→ Your instructions
Starting at the line that holds "Serialize everything readable", set down each line through the end of the listing, exactly as written and with nothing added.

→ Task data

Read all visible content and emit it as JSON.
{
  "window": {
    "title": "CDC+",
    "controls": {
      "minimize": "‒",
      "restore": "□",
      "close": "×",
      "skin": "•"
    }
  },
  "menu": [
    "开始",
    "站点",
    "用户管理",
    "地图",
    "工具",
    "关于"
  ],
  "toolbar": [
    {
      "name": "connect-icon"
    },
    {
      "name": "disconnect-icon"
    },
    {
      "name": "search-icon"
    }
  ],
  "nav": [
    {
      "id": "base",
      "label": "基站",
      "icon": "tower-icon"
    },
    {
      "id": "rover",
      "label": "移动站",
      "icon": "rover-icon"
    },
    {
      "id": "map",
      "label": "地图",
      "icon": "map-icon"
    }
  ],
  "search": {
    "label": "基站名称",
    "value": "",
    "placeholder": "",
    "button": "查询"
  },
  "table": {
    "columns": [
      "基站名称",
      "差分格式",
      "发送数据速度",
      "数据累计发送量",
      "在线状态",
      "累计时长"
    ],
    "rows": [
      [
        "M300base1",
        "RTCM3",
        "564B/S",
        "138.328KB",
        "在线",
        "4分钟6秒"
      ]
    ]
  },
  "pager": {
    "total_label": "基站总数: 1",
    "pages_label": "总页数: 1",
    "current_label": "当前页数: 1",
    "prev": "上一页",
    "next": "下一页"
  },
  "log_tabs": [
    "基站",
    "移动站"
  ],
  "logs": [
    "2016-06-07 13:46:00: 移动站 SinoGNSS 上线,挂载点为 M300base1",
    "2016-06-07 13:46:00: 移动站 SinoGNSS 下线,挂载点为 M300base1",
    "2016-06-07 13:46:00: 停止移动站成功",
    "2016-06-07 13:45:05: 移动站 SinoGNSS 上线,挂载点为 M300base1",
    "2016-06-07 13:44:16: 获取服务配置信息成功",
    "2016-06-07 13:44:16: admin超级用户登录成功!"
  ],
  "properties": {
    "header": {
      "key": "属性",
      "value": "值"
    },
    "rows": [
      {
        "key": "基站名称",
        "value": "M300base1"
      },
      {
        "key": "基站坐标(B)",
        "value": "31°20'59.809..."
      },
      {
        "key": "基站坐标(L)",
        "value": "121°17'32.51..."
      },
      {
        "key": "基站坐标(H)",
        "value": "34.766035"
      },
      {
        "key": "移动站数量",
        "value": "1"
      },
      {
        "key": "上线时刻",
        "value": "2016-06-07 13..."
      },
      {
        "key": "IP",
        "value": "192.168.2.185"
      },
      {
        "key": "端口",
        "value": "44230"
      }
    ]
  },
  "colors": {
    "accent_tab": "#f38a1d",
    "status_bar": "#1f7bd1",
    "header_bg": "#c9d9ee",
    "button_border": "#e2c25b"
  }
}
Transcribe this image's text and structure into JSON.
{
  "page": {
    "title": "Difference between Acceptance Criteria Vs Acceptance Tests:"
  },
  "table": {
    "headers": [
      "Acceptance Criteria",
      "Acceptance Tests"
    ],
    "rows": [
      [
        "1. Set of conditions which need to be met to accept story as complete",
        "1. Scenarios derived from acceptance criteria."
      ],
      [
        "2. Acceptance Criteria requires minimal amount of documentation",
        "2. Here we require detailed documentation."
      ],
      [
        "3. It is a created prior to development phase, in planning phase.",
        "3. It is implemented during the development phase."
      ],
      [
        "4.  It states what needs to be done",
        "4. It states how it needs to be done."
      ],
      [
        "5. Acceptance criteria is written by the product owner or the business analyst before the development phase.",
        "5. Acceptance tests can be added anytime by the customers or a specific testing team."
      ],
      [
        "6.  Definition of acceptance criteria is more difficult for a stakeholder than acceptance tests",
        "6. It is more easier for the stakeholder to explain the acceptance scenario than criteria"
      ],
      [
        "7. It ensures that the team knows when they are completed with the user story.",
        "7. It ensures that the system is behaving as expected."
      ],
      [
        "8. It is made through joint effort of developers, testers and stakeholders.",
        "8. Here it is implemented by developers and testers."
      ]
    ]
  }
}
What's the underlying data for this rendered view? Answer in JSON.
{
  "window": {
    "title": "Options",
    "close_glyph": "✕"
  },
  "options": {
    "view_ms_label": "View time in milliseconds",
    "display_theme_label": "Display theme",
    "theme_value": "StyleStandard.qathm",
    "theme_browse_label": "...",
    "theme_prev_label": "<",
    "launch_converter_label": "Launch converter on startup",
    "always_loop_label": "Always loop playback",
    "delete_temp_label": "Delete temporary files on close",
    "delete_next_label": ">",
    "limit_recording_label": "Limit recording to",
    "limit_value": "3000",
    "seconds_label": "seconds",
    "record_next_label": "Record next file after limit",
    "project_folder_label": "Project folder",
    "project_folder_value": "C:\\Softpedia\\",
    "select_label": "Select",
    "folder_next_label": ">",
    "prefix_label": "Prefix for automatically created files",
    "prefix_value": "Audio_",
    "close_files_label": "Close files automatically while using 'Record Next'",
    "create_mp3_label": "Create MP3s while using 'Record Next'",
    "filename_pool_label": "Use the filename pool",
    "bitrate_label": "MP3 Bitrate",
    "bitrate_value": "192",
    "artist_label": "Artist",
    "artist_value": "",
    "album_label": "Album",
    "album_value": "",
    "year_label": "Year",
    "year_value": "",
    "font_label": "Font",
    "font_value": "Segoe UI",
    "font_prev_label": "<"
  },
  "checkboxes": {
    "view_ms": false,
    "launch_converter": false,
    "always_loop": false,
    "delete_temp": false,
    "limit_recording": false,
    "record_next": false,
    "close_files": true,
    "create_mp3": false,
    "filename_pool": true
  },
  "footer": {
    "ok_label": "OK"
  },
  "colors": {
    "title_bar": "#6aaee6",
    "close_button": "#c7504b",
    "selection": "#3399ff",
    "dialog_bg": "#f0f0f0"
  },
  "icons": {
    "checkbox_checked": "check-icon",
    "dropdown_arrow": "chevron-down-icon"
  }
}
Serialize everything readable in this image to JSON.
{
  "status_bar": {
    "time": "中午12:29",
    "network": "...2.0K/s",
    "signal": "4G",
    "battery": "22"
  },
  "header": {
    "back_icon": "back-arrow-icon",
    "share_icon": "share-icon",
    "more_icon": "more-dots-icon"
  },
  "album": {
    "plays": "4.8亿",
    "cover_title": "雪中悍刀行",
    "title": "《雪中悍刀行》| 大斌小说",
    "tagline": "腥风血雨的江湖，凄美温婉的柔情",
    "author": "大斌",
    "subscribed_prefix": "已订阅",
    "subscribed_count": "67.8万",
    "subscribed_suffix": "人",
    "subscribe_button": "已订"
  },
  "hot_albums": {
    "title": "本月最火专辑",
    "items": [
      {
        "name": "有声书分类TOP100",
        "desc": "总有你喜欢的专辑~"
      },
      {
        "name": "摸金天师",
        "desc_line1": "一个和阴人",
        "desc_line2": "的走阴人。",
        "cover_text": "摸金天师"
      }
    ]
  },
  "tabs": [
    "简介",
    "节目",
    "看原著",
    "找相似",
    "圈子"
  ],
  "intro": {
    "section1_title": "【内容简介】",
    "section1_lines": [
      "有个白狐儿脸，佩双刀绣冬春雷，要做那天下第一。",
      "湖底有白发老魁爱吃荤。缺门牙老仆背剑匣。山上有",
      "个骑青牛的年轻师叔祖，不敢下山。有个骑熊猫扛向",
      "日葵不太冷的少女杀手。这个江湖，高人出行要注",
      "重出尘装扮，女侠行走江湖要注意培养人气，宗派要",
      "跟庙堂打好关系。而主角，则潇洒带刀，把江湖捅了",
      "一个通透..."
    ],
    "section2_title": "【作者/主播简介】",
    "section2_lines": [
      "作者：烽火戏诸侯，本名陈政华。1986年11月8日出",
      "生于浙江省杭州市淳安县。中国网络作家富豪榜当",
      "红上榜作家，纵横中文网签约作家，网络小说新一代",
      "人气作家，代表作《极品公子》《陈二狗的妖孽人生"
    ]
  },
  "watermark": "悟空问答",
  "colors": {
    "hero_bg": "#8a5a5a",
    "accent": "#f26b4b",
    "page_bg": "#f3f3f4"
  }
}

→ Task answer
Serialize everything readable in this image to JSON.
{
  "status_bar": {
    "time": "中午12:29",
    "network": "...2.0K/s",
    "signal": "4G",
    "battery": "22"
  },
  "header": {
    "back_icon": "back-arrow-icon",
    "share_icon": "share-icon",
    "more_icon": "more-dots-icon"
  },
  "album": {
    "plays": "4.8亿",
    "cover_title": "雪中悍刀行",
    "title": "《雪中悍刀行》| 大斌小说",
    "tagline": "腥风血雨的江湖，凄美温婉的柔情",
    "author": "大斌",
    "subscribed_prefix": "已订阅",
    "subscribed_count": "67.8万",
    "subscribed_suffix": "人",
    "subscribe_button": "已订"
  },
  "hot_albums": {
    "title": "本月最火专辑",
    "items": [
      {
        "name": "有声书分类TOP100",
        "desc": "总有你喜欢的专辑~"
      },
      {
        "name": "摸金天师",
        "desc_line1": "一个和阴人",
        "desc_line2": "的走阴人。",
        "cover_text": "摸金天师"
      }
    ]
  },
  "tabs": [
    "简介",
    "节目",
    "看原著",
    "找相似",
    "圈子"
  ],
  "intro": {
    "section1_title": "【内容简介】",
    "section1_lines": [
      "有个白狐儿脸，佩双刀绣冬春雷，要做那天下第一。",
      "湖底有白发老魁爱吃荤。缺门牙老仆背剑匣。山上有",
      "个骑青牛的年轻师叔祖，不敢下山。有个骑熊猫扛向",
      "日葵不太冷的少女杀手。这个江湖，高人出行要注",
      "重出尘装扮，女侠行走江湖要注意培养人气，宗派要",
      "跟庙堂打好关系。而主角，则潇洒带刀，把江湖捅了",
      "一个通透..."
    ],
    "section2_title": "【作者/主播简介】",
    "section2_lines": [
      "作者：烽火戏诸侯，本名陈政华。1986年11月8日出",
      "生于浙江省杭州市淳安县。中国网络作家富豪榜当",
      "红上榜作家，纵横中文网签约作家，网络小说新一代",
      "人气作家，代表作《极品公子》《陈二狗的妖孽人生"
    ]
  },
  "watermark": "悟空问答",
  "colors": {
    "hero_bg": "#8a5a5a",
    "accent": "#f26b4b",
    "page_bg": "#f3f3f4"
  }
}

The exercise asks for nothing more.